### Provided entries
**********

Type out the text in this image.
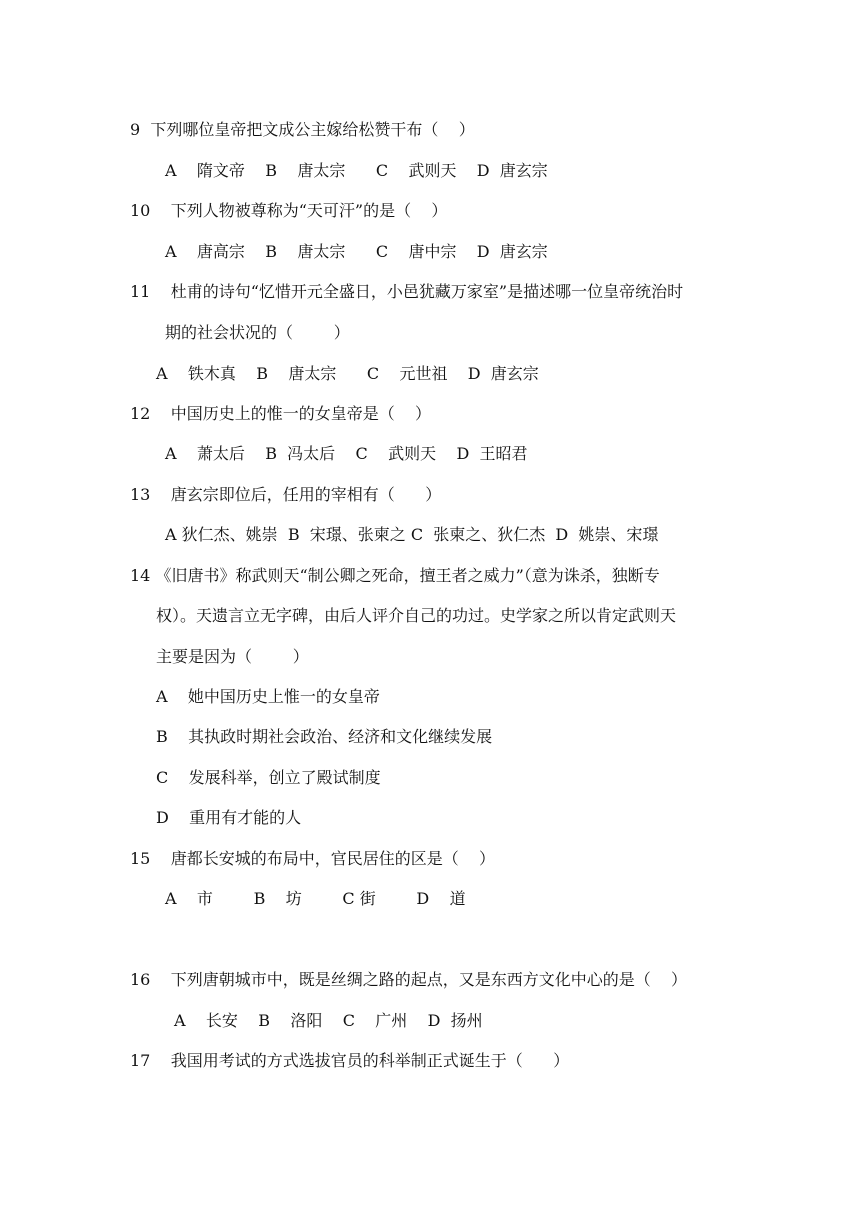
9  下列哪位皇帝把文成公主嫁给松赞干布（    ）
A    隋文帝    B    唐太宗      C    武则天    D  唐玄宗
10    下列人物被尊称为“天可汗”的是（    ）
A    唐高宗    B    唐太宗      C    唐中宗    D  唐玄宗
11    杜甫的诗句“忆惜开元全盛日，小邑犹藏万家室”是描述哪一位皇帝统治时
期的社会状况的（        ）
A    铁木真    B    唐太宗      C    元世祖    D  唐玄宗
12    中国历史上的惟一的女皇帝是（    ）
A    萧太后    B  冯太后    C    武则天    D  王昭君
13    唐玄宗即位后，任用的宰相有（      ）
A 狄仁杰、姚崇  B  宋璟、张柬之 C  张柬之、狄仁杰  D  姚崇、宋璟
14 《旧唐书》称武则天“制公卿之死命，擅王者之威力”（意为诛杀，独断专
权）。天遗言立无字碑，由后人评介自己的功过。史学家之所以肯定武则天
主要是因为（        ）
A    她中国历史上惟一的女皇帝
B    其执政时期社会政治、经济和文化继续发展
C    发展科举，创立了殿试制度
D    重用有才能的人
15    唐都长安城的布局中，官民居住的区是（    ）
A    市        B    坊        C 街        D    道
16    下列唐朝城市中，既是丝绸之路的起点，又是东西方文化中心的是（    ）
A    长安    B    洛阳    C    广州    D  扬州
17    我国用考试的方式选拔官员的科举制正式诞生于（      ）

**********

### Directions for this task
Print every record above exactly as written, leaving out the pictures.

### Correct result
Type out the text in this image.
9  下列哪位皇帝把文成公主嫁给松赞干布（    ）
A    隋文帝    B    唐太宗      C    武则天    D  唐玄宗
10    下列人物被尊称为“天可汗”的是（    ）
A    唐高宗    B    唐太宗      C    唐中宗    D  唐玄宗
11    杜甫的诗句“忆惜开元全盛日，小邑犹藏万家室”是描述哪一位皇帝统治时
期的社会状况的（        ）
A    铁木真    B    唐太宗      C    元世祖    D  唐玄宗
12    中国历史上的惟一的女皇帝是（    ）
A    萧太后    B  冯太后    C    武则天    D  王昭君
13    唐玄宗即位后，任用的宰相有（      ）
A 狄仁杰、姚崇  B  宋璟、张柬之 C  张柬之、狄仁杰  D  姚崇、宋璟
14 《旧唐书》称武则天“制公卿之死命，擅王者之威力”（意为诛杀，独断专
权）。天遗言立无字碑，由后人评介自己的功过。史学家之所以肯定武则天
主要是因为（        ）
A    她中国历史上惟一的女皇帝
B    其执政时期社会政治、经济和文化继续发展
C    发展科举，创立了殿试制度
D    重用有才能的人
15    唐都长安城的布局中，官民居住的区是（    ）
A    市        B    坊        C 街        D    道
16    下列唐朝城市中，既是丝绸之路的起点，又是东西方文化中心的是（    ）
A    长安    B    洛阳    C    广州    D  扬州
17    我国用考试的方式选拔官员的科举制正式诞生于（      ）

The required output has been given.